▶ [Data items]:
--- Start ---

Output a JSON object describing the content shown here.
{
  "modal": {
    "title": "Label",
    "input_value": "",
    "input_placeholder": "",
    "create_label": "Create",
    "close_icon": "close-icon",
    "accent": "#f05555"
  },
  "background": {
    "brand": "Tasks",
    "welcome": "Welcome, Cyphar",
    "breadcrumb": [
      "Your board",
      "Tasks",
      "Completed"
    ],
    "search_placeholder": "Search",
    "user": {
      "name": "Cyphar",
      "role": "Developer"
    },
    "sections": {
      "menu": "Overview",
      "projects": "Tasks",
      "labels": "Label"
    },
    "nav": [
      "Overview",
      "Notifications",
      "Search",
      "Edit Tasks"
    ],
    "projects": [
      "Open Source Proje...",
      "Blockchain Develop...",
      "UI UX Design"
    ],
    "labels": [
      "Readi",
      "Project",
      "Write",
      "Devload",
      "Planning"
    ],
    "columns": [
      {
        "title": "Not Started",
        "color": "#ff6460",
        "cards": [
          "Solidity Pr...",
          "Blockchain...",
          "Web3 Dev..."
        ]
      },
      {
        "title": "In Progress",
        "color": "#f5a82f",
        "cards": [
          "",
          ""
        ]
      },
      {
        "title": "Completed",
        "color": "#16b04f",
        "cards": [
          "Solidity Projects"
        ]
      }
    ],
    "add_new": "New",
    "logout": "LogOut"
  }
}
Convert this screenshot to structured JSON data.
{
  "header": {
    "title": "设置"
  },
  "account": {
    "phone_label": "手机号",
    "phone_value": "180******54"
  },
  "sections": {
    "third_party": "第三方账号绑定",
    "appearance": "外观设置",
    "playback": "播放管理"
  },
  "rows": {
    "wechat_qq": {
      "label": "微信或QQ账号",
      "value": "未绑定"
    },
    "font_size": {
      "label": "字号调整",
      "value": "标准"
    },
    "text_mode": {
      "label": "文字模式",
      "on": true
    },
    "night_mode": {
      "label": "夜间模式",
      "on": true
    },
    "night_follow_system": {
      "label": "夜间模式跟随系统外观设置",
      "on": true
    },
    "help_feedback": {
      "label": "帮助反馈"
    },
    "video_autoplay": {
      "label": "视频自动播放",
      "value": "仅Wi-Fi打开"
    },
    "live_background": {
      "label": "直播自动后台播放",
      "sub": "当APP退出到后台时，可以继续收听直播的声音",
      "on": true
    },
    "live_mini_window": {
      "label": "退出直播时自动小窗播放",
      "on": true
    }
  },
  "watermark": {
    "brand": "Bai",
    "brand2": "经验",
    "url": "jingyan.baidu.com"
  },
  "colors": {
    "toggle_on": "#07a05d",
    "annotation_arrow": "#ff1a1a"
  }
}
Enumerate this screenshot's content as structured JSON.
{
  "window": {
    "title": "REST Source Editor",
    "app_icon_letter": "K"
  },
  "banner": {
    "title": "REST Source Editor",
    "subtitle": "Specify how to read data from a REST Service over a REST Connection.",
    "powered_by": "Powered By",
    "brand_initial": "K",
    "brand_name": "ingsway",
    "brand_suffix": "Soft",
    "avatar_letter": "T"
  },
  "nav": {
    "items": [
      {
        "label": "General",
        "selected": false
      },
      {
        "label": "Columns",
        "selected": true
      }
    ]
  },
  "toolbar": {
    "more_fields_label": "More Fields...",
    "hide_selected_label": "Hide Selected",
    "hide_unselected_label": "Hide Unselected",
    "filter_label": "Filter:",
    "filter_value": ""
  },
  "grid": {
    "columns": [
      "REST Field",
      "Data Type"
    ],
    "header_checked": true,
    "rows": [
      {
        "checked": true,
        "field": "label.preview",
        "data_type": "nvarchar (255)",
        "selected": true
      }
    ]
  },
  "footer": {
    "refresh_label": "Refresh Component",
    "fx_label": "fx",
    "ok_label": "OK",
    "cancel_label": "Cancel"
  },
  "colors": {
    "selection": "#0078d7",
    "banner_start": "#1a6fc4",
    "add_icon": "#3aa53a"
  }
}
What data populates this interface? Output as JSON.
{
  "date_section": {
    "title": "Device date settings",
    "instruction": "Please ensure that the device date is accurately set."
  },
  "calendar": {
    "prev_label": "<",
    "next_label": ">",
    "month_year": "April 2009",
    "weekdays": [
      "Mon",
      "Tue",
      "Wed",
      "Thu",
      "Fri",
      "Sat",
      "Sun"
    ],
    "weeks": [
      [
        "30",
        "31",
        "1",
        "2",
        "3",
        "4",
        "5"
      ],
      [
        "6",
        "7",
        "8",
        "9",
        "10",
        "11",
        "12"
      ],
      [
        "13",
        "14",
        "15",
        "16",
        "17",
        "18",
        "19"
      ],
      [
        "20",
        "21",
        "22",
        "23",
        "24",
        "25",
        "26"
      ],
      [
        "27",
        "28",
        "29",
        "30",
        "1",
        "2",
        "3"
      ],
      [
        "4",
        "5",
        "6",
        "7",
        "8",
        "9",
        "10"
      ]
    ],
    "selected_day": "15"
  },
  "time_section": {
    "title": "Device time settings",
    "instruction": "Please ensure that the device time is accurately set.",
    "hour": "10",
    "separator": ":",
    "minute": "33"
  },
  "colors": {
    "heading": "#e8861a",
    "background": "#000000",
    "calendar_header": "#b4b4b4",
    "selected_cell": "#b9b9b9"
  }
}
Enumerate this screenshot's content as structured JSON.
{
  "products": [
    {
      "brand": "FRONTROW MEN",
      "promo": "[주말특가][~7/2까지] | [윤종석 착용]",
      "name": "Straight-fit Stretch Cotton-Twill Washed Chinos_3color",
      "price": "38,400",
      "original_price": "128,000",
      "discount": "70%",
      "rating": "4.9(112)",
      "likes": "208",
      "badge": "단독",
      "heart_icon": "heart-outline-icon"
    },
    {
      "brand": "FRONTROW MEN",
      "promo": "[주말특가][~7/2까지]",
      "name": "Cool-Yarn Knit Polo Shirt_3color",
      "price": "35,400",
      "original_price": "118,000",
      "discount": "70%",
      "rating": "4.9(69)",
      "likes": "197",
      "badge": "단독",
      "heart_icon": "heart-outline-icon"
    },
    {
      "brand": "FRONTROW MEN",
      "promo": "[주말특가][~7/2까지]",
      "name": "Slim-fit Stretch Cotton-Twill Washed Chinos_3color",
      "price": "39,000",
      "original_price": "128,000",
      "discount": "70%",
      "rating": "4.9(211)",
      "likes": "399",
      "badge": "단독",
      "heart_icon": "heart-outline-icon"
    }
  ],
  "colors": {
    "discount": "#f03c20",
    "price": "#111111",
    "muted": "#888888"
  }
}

--- End ---

Please reproduce all of the entries exactly as they stand.

Output a JSON object describing the content shown here.
{
  "modal": {
    "title": "Label",
    "input_value": "",
    "input_placeholder": "",
    "create_label": "Create",
    "close_icon": "close-icon",
    "accent": "#f05555"
  },
  "background": {
    "brand": "Tasks",
    "welcome": "Welcome, Cyphar",
    "breadcrumb": [
      "Your board",
      "Tasks",
      "Completed"
    ],
    "search_placeholder": "Search",
    "user": {
      "name": "Cyphar",
      "role": "Developer"
    },
    "sections": {
      "menu": "Overview",
      "projects": "Tasks",
      "labels": "Label"
    },
    "nav": [
      "Overview",
      "Notifications",
      "Search",
      "Edit Tasks"
    ],
    "projects": [
      "Open Source Proje...",
      "Blockchain Develop...",
      "UI UX Design"
    ],
    "labels": [
      "Readi",
      "Project",
      "Write",
      "Devload",
      "Planning"
    ],
    "columns": [
      {
        "title": "Not Started",
        "color": "#ff6460",
        "cards": [
          "Solidity Pr...",
          "Blockchain...",
          "Web3 Dev..."
        ]
      },
      {
        "title": "In Progress",
        "color": "#f5a82f",
        "cards": [
          "",
          ""
        ]
      },
      {
        "title": "Completed",
        "color": "#16b04f",
        "cards": [
          "Solidity Projects"
        ]
      }
    ],
    "add_new": "New",
    "logout": "LogOut"
  }
}
Convert this screenshot to structured JSON data.
{
  "header": {
    "title": "设置"
  },
  "account": {
    "phone_label": "手机号",
    "phone_value": "180******54"
  },
  "sections": {
    "third_party": "第三方账号绑定",
    "appearance": "外观设置",
    "playback": "播放管理"
  },
  "rows": {
    "wechat_qq": {
      "label": "微信或QQ账号",
      "value": "未绑定"
    },
    "font_size": {
      "label": "字号调整",
      "value": "标准"
    },
    "text_mode": {
      "label": "文字模式",
      "on": true
    },
    "night_mode": {
      "label": "夜间模式",
      "on": true
    },
    "night_follow_system": {
      "label": "夜间模式跟随系统外观设置",
      "on": true
    },
    "help_feedback": {
      "label": "帮助反馈"
    },
    "video_autoplay": {
      "label": "视频自动播放",
      "value": "仅Wi-Fi打开"
    },
    "live_background": {
      "label": "直播自动后台播放",
      "sub": "当APP退出到后台时，可以继续收听直播的声音",
      "on": true
    },
    "live_mini_window": {
      "label": "退出直播时自动小窗播放",
      "on": true
    }
  },
  "watermark": {
    "brand": "Bai",
    "brand2": "经验",
    "url": "jingyan.baidu.com"
  },
  "colors": {
    "toggle_on": "#07a05d",
    "annotation_arrow": "#ff1a1a"
  }
}
Enumerate this screenshot's content as structured JSON.
{
  "window": {
    "title": "REST Source Editor",
    "app_icon_letter": "K"
  },
  "banner": {
    "title": "REST Source Editor",
    "subtitle": "Specify how to read data from a REST Service over a REST Connection.",
    "powered_by": "Powered By",
    "brand_initial": "K",
    "brand_name": "ingsway",
    "brand_suffix": "Soft",
    "avatar_letter": "T"
  },
  "nav": {
    "items": [
      {
        "label": "General",
        "selected": false
      },
      {
        "label": "Columns",
        "selected": true
      }
    ]
  },
  "toolbar": {
    "more_fields_label": "More Fields...",
    "hide_selected_label": "Hide Selected",
    "hide_unselected_label": "Hide Unselected",
    "filter_label": "Filter:",
    "filter_value": ""
  },
  "grid": {
    "columns": [
      "REST Field",
      "Data Type"
    ],
    "header_checked": true,
    "rows": [
      {
        "checked": true,
        "field": "label.preview",
        "data_type": "nvarchar (255)",
        "selected": true
      }
    ]
  },
  "footer": {
    "refresh_label": "Refresh Component",
    "fx_label": "fx",
    "ok_label": "OK",
    "cancel_label": "Cancel"
  },
  "colors": {
    "selection": "#0078d7",
    "banner_start": "#1a6fc4",
    "add_icon": "#3aa53a"
  }
}
What data populates this interface? Output as JSON.
{
  "date_section": {
    "title": "Device date settings",
    "instruction": "Please ensure that the device date is accurately set."
  },
  "calendar": {
    "prev_label": "<",
    "next_label": ">",
    "month_year": "April 2009",
    "weekdays": [
      "Mon",
      "Tue",
      "Wed",
      "Thu",
      "Fri",
      "Sat",
      "Sun"
    ],
    "weeks": [
      [
        "30",
        "31",
        "1",
        "2",
        "3",
        "4",
        "5"
      ],
      [
        "6",
        "7",
        "8",
        "9",
        "10",
        "11",
        "12"
      ],
      [
        "13",
        "14",
        "15",
        "16",
        "17",
        "18",
        "19"
      ],
      [
        "20",
        "21",
        "22",
        "23",
        "24",
        "25",
        "26"
      ],
      [
        "27",
        "28",
        "29",
        "30",
        "1",
        "2",
        "3"
      ],
      [
        "4",
        "5",
        "6",
        "7",
        "8",
        "9",
        "10"
      ]
    ],
    "selected_day": "15"
  },
  "time_section": {
    "title": "Device time settings",
    "instruction": "Please ensure that the device time is accurately set.",
    "hour": "10",
    "separator": ":",
    "minute": "33"
  },
  "colors": {
    "heading": "#e8861a",
    "background": "#000000",
    "calendar_header": "#b4b4b4",
    "selected_cell": "#b9b9b9"
  }
}
Enumerate this screenshot's content as structured JSON.
{
  "products": [
    {
      "brand": "FRONTROW MEN",
      "promo": "[주말특가][~7/2까지] | [윤종석 착용]",
      "name": "Straight-fit Stretch Cotton-Twill Washed Chinos_3color",
      "price": "38,400",
      "original_price": "128,000",
      "discount": "70%",
      "rating": "4.9(112)",
      "likes": "208",
      "badge": "단독",
      "heart_icon": "heart-outline-icon"
    },
    {
      "brand": "FRONTROW MEN",
      "promo": "[주말특가][~7/2까지]",
      "name": "Cool-Yarn Knit Polo Shirt_3color",
      "price": "35,400",
      "original_price": "118,000",
      "discount": "70%",
      "rating": "4.9(69)",
      "likes": "197",
      "badge": "단독",
      "heart_icon": "heart-outline-icon"
    },
    {
      "brand": "FRONTROW MEN",
      "promo": "[주말특가][~7/2까지]",
      "name": "Slim-fit Stretch Cotton-Twill Washed Chinos_3color",
      "price": "39,000",
      "original_price": "128,000",
      "discount": "70%",
      "rating": "4.9(211)",
      "likes": "399",
      "badge": "단독",
      "heart_icon": "heart-outline-icon"
    }
  ],
  "colors": {
    "discount": "#f03c20",
    "price": "#111111",
    "muted": "#888888"
  }
}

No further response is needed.